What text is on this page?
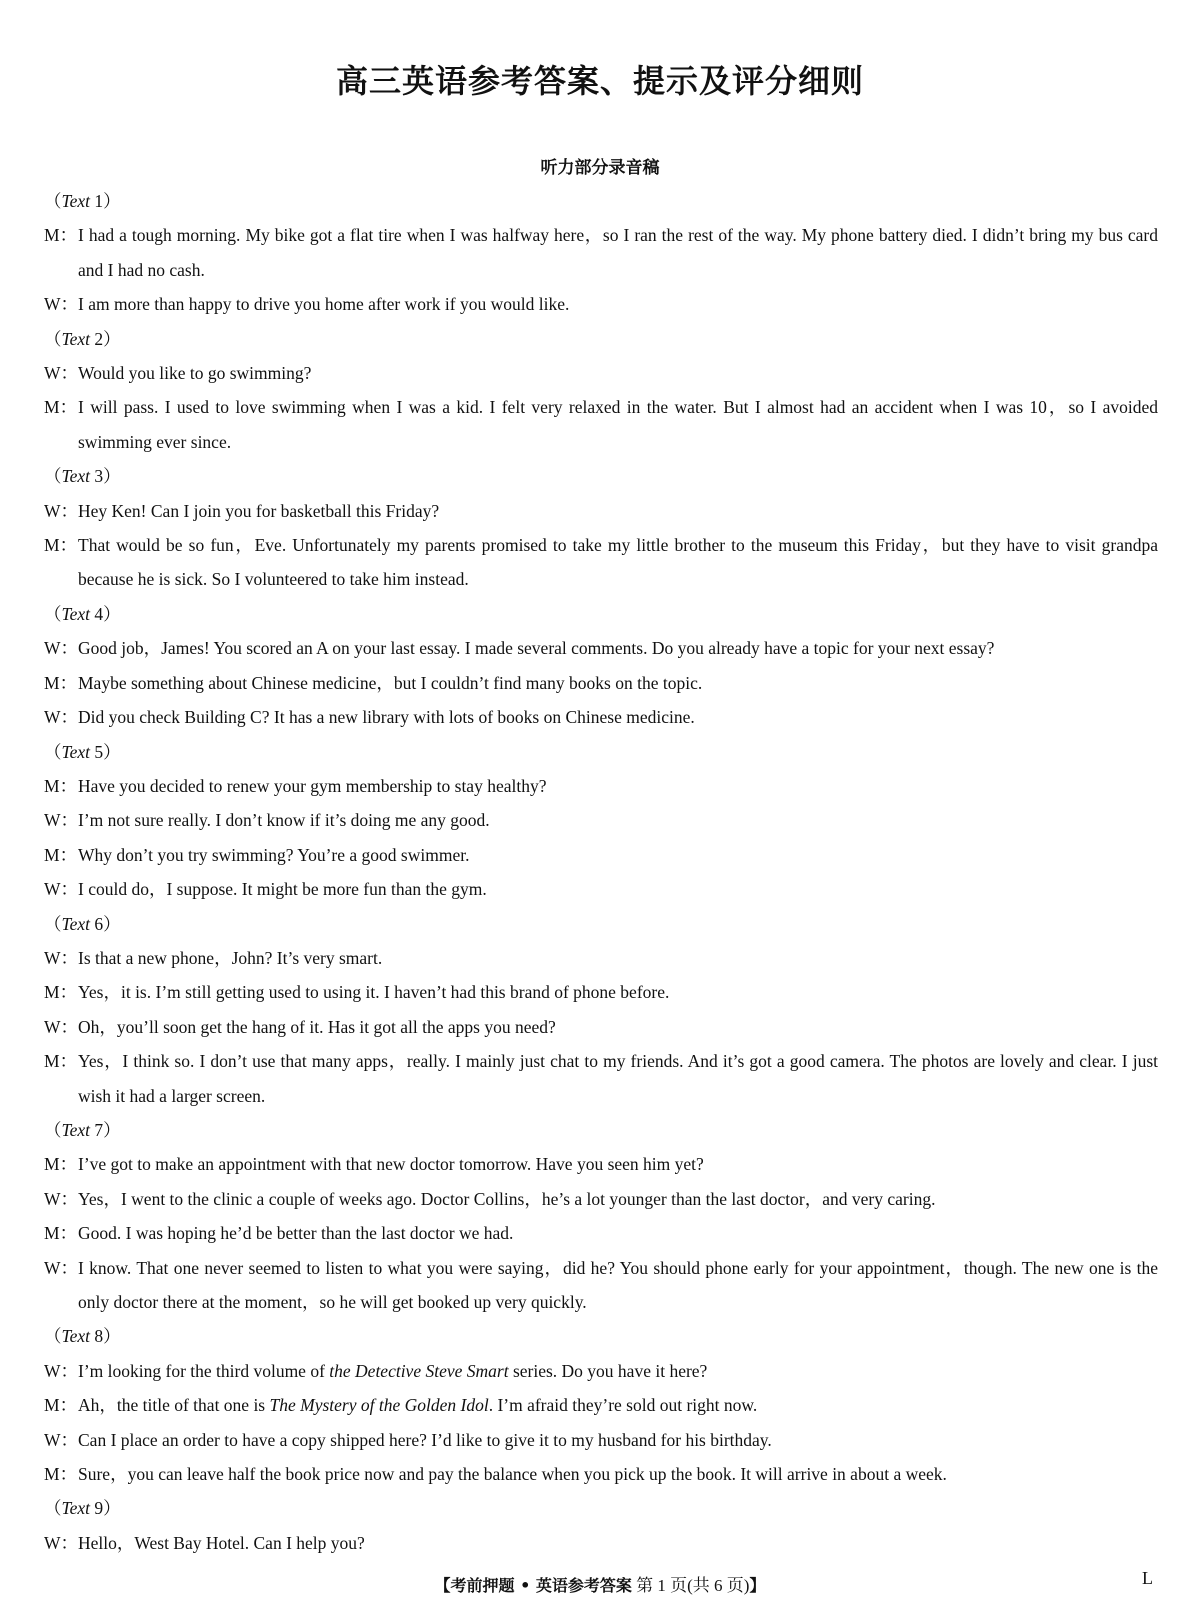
高三英语参考答案、提示及评分细则
听力部分录音稿
（Text 1）
M： I had a tough morning. My bike got a flat tire when I was halfway here，so I ran the rest of the way. My phone battery died. I didn’t bring my bus card and I had no cash.
W： I am more than happy to drive you home after work if you would like.
（Text 2）
W： Would you like to go swimming?
M： I will pass. I used to love swimming when I was a kid. I felt very relaxed in the water. But I almost had an accident when I was 10，so I avoided swimming ever since.
（Text 3）
W： Hey Ken! Can I join you for basketball this Friday?
M： That would be so fun，Eve. Unfortunately my parents promised to take my little brother to the museum this Friday，but they have to visit grandpa because he is sick. So I volunteered to take him instead.
（Text 4）
W： Good job，James! You scored an A on your last essay. I made several comments. Do you already have a topic for your next essay?
M： Maybe something about Chinese medicine，but I couldn’t find many books on the topic.
W： Did you check Building C? It has a new library with lots of books on Chinese medicine.
（Text 5）
M： Have you decided to renew your gym membership to stay healthy?
W： I’m not sure really. I don’t know if it’s doing me any good.
M： Why don’t you try swimming? You’re a good swimmer.
W： I could do，I suppose. It might be more fun than the gym.
（Text 6）
W： Is that a new phone，John? It’s very smart.
M： Yes，it is. I’m still getting used to using it. I haven’t had this brand of phone before.
W： Oh，you’ll soon get the hang of it. Has it got all the apps you need?
M： Yes，I think so. I don’t use that many apps，really. I mainly just chat to my friends. And it’s got a good camera. The photos are lovely and clear. I just wish it had a larger screen.
（Text 7）
M： I’ve got to make an appointment with that new doctor tomorrow. Have you seen him yet?
W： Yes，I went to the clinic a couple of weeks ago. Doctor Collins，he’s a lot younger than the last doctor，and very caring.
M： Good. I was hoping he’d be better than the last doctor we had.
W： I know. That one never seemed to listen to what you were saying，did he? You should phone early for your appointment，though. The new one is the only doctor there at the moment，so he will get booked up very quickly.
（Text 8）
W： I’m looking for the third volume of the Detective Steve Smart series. Do you have it here?
M： Ah，the title of that one is The Mystery of the Golden Idol. I’m afraid they’re sold out right now.
W： Can I place an order to have a copy shipped here? I’d like to give it to my husband for his birthday.
M： Sure，you can leave half the book price now and pay the balance when you pick up the book. It will arrive in about a week.
（Text 9）
W： Hello，West Bay Hotel. Can I help you?
【考前押题 • 英语参考答案 第 1 页(共 6 页)】	L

#### [Work required]
Gather every line containing the word "swimming" and copy it.

#### [Answer to this problem]
W： Would you like to go swimming?
M： I will pass. I used to love swimming when I was a kid. I felt very relaxed in the water. But I almost had an accident when I was 10，so I avoided swimming ever since.
M： Why don’t you try swimming? You’re a good swimmer.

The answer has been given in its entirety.